• [Problem details]
Output all the data exactly. Pictures do not belong in the copy.

• [Dataset]

========

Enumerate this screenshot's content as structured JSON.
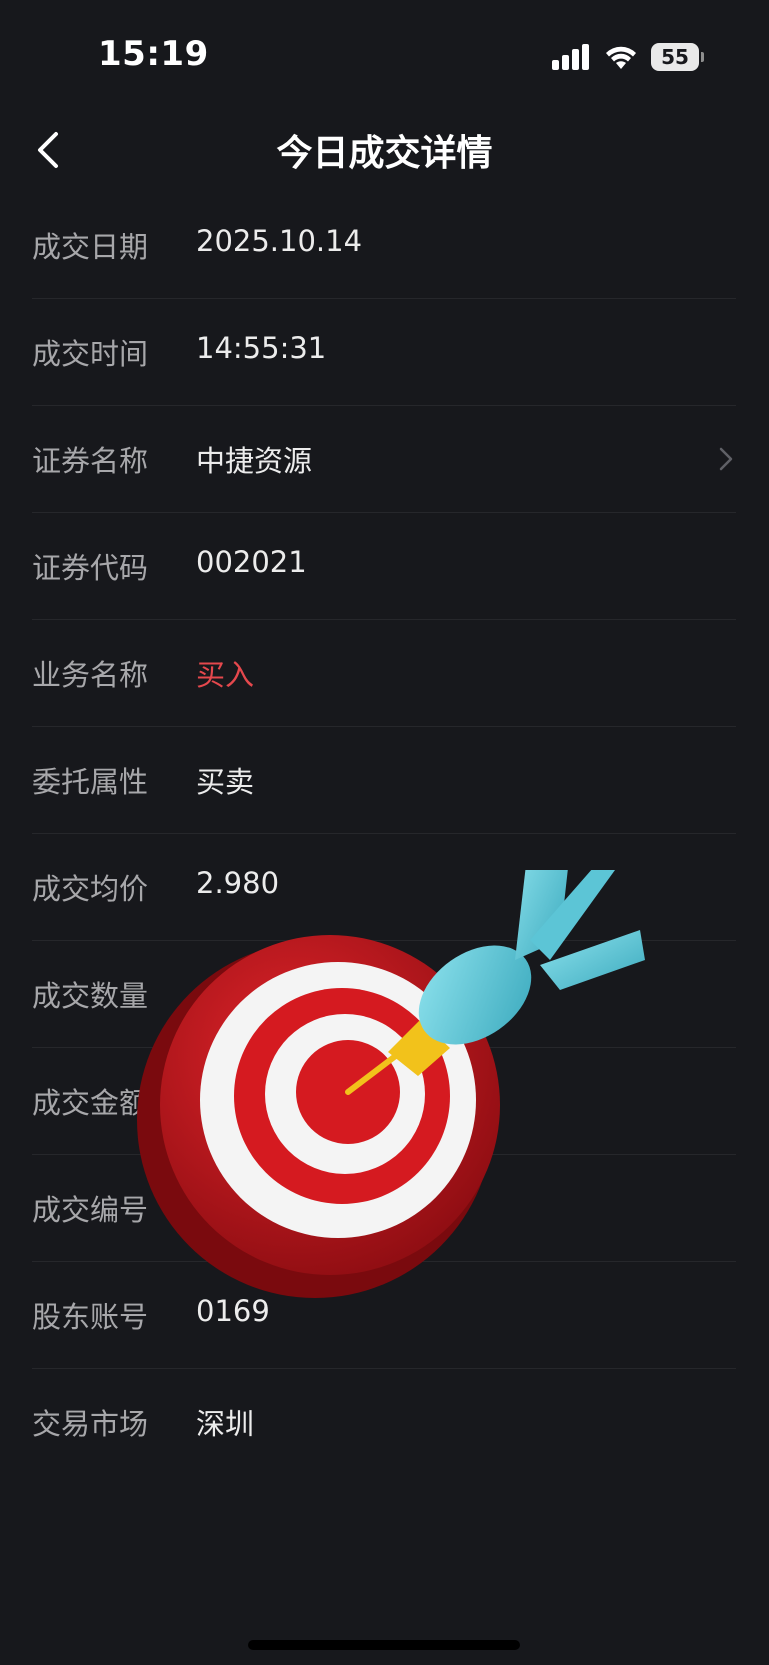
{
  "status_bar": {
    "time": "15:19",
    "battery": "55"
  },
  "nav": {
    "title": "今日成交详情",
    "back_icon": "chevron-left-icon"
  },
  "details": [
    {
      "label": "成交日期",
      "value": "2025.10.14"
    },
    {
      "label": "成交时间",
      "value": "14:55:31"
    },
    {
      "label": "证券名称",
      "value": "中捷资源",
      "has_chevron": true
    },
    {
      "label": "证券代码",
      "value": "002021"
    },
    {
      "label": "业务名称",
      "value": "买入",
      "color": "#e5484d"
    },
    {
      "label": "委托属性",
      "value": "买卖"
    },
    {
      "label": "成交均价",
      "value": "2.980"
    },
    {
      "label": "成交数量",
      "value": ""
    },
    {
      "label": "成交金额",
      "value": ""
    },
    {
      "label": "成交编号",
      "value": ""
    },
    {
      "label": "股东账号",
      "value": "0169"
    },
    {
      "label": "交易市场",
      "value": "深圳"
    }
  ],
  "overlay": {
    "icon": "dart-target-icon"
  },
  "colors": {
    "background": "#17181c",
    "buy_red": "#e5484d",
    "label_gray": "#a7a7aa"
  }
}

========

• [Expected answer]
Enumerate this screenshot's content as structured JSON.
{
  "status_bar": {
    "time": "15:19",
    "battery": "55"
  },
  "nav": {
    "title": "今日成交详情",
    "back_icon": "chevron-left-icon"
  },
  "details": [
    {
      "label": "成交日期",
      "value": "2025.10.14"
    },
    {
      "label": "成交时间",
      "value": "14:55:31"
    },
    {
      "label": "证券名称",
      "value": "中捷资源",
      "has_chevron": true
    },
    {
      "label": "证券代码",
      "value": "002021"
    },
    {
      "label": "业务名称",
      "value": "买入",
      "color": "#e5484d"
    },
    {
      "label": "委托属性",
      "value": "买卖"
    },
    {
      "label": "成交均价",
      "value": "2.980"
    },
    {
      "label": "成交数量",
      "value": ""
    },
    {
      "label": "成交金额",
      "value": ""
    },
    {
      "label": "成交编号",
      "value": ""
    },
    {
      "label": "股东账号",
      "value": "0169"
    },
    {
      "label": "交易市场",
      "value": "深圳"
    }
  ],
  "overlay": {
    "icon": "dart-target-icon"
  },
  "colors": {
    "background": "#17181c",
    "buy_red": "#e5484d",
    "label_gray": "#a7a7aa"
  }
}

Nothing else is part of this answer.